Problem:
For the data that follows, state how many lines hold the string "MitoSOX", giving the number by itself.

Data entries
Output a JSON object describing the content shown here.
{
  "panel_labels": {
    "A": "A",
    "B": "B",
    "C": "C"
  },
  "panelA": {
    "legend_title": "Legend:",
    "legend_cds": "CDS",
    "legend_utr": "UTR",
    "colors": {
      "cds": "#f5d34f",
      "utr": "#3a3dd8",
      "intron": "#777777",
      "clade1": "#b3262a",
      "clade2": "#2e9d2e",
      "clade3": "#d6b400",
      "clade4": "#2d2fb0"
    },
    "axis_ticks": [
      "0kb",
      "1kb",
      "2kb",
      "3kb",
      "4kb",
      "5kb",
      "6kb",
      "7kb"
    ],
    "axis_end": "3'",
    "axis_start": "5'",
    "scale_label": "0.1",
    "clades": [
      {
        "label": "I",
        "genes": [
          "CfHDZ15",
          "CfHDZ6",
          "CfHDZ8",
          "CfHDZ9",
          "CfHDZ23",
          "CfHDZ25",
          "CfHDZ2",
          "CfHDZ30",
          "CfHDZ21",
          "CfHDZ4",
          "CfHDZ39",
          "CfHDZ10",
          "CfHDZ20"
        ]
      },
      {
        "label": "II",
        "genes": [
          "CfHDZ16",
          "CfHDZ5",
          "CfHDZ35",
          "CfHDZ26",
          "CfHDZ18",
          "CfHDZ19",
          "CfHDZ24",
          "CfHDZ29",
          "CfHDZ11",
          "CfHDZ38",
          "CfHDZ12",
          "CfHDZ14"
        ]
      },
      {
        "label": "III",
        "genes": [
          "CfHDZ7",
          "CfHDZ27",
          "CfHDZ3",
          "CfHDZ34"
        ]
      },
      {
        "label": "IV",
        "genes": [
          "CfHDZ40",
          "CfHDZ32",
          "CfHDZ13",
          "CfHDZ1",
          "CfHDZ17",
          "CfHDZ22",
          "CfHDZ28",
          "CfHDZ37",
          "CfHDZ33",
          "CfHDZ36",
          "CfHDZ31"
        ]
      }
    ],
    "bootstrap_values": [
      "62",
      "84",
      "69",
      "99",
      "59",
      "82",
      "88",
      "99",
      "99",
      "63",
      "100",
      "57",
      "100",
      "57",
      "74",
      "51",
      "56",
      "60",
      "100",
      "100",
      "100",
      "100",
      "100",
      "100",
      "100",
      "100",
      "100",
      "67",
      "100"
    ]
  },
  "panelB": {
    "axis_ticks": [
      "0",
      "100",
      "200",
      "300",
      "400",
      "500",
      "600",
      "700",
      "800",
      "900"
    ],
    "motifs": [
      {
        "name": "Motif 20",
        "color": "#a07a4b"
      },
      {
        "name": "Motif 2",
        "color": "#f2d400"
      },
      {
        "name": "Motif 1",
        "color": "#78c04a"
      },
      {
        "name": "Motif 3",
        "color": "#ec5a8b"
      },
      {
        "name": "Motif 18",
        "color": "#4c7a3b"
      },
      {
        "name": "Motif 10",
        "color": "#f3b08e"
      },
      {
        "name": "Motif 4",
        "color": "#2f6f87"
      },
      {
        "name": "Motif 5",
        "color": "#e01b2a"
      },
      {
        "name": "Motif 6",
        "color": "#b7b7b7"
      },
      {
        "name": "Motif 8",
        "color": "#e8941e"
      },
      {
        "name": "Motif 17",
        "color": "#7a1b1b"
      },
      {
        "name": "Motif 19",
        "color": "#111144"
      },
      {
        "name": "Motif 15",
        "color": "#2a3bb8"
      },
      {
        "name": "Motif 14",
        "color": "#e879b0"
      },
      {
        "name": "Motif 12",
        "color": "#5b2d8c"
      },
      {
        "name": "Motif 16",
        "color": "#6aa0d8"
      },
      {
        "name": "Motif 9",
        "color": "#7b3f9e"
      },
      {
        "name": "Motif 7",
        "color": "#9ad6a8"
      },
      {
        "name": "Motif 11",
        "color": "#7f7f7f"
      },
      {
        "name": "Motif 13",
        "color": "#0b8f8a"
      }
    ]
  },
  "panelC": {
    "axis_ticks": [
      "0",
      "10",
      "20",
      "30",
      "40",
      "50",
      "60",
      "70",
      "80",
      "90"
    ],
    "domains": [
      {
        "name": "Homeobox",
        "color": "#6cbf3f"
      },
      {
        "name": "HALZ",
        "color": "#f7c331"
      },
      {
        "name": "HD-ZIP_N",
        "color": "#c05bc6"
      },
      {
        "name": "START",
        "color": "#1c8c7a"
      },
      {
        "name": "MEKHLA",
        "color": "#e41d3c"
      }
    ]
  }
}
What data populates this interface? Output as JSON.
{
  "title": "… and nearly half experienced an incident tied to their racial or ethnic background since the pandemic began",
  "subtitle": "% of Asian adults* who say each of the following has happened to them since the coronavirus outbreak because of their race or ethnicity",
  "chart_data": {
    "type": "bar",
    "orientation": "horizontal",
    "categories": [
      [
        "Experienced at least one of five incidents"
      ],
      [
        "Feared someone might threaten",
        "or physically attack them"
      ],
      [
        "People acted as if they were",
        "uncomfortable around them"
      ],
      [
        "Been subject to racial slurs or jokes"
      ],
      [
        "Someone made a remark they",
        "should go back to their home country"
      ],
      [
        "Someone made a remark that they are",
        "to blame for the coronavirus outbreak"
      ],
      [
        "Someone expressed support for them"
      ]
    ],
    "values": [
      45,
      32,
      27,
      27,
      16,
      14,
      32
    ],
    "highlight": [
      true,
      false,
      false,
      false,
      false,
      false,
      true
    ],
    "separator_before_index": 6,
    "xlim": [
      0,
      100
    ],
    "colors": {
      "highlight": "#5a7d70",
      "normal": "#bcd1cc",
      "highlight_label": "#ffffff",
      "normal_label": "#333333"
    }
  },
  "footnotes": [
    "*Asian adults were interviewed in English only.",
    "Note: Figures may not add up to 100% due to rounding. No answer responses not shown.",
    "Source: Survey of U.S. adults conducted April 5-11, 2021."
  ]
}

...

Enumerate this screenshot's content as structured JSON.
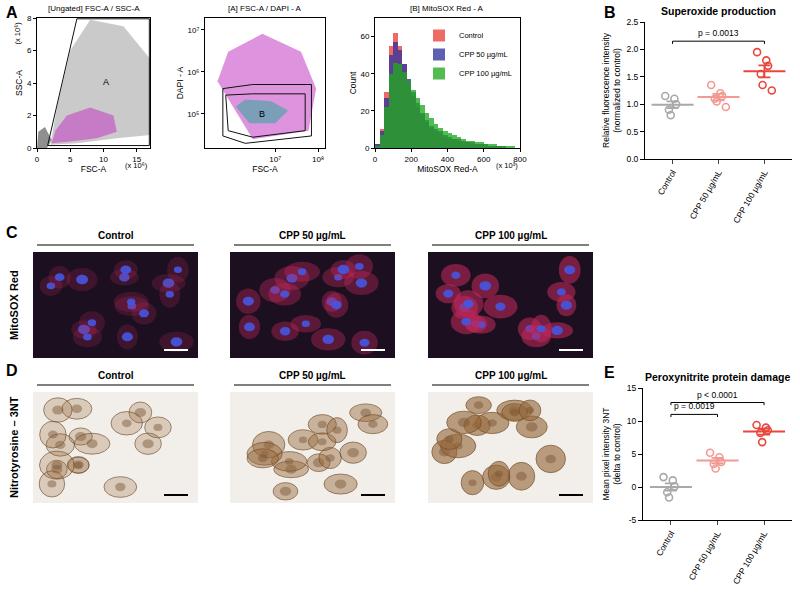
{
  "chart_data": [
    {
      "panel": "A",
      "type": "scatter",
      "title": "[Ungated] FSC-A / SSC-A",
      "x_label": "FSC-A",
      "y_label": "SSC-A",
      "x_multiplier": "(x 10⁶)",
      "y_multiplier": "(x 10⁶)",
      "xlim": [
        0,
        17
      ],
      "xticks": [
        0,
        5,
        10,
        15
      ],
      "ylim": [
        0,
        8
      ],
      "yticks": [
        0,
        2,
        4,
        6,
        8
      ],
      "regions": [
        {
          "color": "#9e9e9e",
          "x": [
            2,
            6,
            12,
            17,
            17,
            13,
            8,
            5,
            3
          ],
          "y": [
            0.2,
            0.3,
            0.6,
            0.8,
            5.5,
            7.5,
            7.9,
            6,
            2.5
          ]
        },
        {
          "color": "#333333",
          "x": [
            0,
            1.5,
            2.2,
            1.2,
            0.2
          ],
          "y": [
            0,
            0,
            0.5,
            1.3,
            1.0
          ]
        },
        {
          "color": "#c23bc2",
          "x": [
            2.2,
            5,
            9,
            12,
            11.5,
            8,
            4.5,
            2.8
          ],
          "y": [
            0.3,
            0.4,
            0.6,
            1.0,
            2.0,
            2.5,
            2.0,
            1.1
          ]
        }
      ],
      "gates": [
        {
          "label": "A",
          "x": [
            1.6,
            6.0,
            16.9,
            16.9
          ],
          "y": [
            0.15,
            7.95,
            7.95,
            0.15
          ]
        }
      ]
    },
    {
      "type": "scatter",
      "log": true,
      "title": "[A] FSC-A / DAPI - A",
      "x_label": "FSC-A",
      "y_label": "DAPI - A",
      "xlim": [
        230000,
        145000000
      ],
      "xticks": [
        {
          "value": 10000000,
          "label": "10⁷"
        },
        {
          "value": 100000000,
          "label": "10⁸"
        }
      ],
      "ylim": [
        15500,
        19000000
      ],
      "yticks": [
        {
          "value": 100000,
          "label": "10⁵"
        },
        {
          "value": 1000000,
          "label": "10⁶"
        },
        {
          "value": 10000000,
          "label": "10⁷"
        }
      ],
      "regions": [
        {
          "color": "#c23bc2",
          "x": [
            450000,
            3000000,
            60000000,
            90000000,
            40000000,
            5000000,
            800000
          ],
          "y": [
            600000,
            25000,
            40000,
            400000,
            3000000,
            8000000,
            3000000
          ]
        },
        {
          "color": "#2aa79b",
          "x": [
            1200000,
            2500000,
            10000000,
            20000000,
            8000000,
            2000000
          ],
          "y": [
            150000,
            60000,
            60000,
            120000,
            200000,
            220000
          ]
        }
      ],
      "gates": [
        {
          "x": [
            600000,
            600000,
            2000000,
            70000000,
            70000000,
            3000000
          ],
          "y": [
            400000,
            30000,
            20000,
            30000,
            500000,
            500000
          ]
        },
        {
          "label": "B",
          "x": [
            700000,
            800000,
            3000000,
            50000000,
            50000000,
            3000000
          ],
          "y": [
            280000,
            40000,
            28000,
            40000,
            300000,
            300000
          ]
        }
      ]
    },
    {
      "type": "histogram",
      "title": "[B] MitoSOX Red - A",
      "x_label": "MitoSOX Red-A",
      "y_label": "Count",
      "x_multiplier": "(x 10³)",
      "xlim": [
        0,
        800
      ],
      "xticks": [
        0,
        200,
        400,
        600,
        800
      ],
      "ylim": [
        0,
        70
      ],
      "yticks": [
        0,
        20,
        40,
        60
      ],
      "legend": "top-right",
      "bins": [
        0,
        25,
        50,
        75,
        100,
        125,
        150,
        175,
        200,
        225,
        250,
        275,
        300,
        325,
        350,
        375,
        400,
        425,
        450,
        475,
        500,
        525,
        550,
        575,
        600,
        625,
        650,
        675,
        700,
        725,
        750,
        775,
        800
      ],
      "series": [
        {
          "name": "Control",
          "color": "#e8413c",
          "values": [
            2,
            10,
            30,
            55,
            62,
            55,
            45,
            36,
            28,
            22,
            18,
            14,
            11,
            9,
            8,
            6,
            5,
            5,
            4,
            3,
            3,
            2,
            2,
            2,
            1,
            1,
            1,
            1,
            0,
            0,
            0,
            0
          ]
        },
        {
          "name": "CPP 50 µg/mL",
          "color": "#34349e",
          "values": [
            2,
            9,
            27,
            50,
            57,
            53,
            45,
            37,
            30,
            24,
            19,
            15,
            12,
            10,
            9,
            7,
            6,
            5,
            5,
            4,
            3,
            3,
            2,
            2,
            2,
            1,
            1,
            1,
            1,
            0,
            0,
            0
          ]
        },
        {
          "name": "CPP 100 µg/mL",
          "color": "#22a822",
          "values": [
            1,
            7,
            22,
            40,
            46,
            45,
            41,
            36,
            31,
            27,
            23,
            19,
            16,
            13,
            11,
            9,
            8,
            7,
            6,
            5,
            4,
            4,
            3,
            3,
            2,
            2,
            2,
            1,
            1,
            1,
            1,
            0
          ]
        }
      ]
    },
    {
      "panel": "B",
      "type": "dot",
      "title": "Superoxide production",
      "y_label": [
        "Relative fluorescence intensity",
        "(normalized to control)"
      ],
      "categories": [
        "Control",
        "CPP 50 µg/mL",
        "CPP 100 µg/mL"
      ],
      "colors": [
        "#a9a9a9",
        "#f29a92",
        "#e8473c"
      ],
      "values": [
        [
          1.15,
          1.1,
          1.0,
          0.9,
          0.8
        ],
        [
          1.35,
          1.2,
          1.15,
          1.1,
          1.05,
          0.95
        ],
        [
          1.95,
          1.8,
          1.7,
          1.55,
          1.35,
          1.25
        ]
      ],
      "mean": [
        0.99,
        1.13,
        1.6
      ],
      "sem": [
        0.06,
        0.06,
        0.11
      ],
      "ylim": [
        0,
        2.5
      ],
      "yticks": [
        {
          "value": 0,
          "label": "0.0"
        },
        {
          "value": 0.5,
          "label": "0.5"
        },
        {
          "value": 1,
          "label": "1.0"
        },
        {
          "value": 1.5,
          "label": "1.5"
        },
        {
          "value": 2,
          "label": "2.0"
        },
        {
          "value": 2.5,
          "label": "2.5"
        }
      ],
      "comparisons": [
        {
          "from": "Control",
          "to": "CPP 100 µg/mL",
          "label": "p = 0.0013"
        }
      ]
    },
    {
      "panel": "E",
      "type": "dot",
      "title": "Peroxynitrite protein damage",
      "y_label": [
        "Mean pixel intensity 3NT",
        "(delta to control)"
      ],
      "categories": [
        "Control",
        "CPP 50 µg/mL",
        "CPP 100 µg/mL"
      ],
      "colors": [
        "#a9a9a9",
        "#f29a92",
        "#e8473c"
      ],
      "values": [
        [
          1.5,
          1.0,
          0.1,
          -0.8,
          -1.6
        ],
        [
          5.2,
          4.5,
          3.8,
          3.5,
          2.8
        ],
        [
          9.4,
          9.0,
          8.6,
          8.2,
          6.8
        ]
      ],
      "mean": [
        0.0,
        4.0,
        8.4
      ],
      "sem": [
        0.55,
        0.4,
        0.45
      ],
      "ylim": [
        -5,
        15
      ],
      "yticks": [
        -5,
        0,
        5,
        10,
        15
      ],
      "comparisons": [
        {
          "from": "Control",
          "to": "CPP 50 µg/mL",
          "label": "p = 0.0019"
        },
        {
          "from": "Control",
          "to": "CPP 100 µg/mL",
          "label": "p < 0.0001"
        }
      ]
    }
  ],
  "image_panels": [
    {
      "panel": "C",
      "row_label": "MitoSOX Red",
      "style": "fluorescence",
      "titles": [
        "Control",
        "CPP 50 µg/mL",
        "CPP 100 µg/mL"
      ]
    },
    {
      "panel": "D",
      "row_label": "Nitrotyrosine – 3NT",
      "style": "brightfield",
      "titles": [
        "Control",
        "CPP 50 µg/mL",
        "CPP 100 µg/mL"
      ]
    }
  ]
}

Solution:
3